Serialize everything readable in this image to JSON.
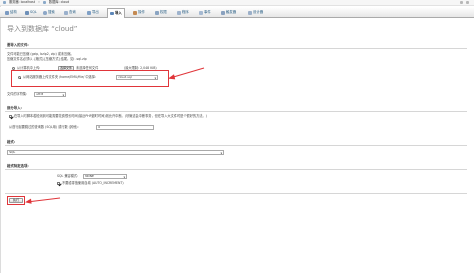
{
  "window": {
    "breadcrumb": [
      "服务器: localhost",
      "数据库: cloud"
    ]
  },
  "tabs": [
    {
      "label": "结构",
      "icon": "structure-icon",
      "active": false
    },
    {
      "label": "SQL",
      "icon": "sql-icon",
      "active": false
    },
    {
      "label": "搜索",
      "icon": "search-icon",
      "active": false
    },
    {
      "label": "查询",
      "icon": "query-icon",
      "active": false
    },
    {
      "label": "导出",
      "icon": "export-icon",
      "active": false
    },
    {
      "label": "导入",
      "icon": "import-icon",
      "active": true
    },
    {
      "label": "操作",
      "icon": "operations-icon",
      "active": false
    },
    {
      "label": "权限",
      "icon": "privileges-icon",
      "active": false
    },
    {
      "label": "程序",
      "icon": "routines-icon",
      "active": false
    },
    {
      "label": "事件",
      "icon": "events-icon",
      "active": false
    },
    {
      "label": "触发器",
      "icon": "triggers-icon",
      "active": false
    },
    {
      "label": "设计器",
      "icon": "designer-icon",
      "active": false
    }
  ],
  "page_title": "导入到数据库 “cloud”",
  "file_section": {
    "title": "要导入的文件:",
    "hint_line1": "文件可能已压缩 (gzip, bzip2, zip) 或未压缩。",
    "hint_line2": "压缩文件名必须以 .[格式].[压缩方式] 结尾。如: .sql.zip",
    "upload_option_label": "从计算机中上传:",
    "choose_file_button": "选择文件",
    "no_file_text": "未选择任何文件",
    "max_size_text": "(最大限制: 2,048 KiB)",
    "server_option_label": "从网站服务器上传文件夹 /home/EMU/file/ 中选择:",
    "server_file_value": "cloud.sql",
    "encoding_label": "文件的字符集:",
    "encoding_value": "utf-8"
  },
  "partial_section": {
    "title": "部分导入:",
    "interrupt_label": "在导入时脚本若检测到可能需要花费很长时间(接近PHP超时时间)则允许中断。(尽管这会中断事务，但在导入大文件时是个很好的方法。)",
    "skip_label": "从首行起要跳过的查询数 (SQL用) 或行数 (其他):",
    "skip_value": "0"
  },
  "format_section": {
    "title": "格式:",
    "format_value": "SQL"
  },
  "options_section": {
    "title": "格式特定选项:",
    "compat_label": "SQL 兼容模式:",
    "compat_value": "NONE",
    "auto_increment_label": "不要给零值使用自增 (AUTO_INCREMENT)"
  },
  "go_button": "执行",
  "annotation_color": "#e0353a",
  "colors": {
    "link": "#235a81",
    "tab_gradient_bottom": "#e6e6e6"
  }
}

What is required:
Search the listing for the word "icon". Copy every line in which it occurs.

Exercise answer:
      "icon": "structure-icon",
      "icon": "sql-icon",
      "icon": "search-icon",
      "icon": "query-icon",
      "icon": "export-icon",
      "icon": "import-icon",
      "icon": "operations-icon",
      "icon": "privileges-icon",
      "icon": "routines-icon",
      "icon": "events-icon",
      "icon": "triggers-icon",
      "icon": "designer-icon",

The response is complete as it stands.